[start Supplied entries]
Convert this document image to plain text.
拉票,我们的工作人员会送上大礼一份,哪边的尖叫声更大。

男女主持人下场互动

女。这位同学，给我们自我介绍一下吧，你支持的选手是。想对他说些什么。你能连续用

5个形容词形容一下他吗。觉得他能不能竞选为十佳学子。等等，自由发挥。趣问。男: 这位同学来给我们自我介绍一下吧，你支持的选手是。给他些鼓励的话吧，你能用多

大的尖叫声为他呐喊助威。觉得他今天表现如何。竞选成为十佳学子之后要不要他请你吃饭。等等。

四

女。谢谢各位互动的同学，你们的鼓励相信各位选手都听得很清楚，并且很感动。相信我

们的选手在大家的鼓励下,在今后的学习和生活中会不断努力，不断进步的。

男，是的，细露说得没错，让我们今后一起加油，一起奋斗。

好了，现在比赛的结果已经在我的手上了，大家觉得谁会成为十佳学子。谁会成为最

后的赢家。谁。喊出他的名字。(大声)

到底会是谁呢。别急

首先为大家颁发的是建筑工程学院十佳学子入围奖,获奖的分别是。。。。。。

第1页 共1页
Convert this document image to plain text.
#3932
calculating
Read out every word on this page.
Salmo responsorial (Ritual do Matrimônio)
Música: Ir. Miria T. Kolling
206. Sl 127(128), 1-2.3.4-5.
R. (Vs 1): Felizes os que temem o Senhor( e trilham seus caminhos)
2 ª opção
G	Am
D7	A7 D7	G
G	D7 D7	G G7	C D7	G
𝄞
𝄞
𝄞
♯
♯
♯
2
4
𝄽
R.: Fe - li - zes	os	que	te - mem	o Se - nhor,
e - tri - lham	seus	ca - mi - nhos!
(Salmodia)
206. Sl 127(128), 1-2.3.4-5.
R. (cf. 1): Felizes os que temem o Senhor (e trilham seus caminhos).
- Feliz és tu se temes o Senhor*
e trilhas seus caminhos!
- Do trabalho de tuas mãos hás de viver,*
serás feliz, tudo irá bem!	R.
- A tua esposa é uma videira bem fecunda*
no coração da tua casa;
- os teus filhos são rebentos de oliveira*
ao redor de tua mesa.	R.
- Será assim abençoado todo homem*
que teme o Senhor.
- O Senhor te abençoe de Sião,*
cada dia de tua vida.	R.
[end Supplied entries]
◆ **Exercise requirements**: The lines to collect are those holding the string "Felizes"; copy them all.

◆ **Expected answer**:
R. (Vs 1): Felizes os que temem o Senhor( e trilham seus caminhos)
R. (cf. 1): Felizes os que temem o Senhor (e trilham seus caminhos).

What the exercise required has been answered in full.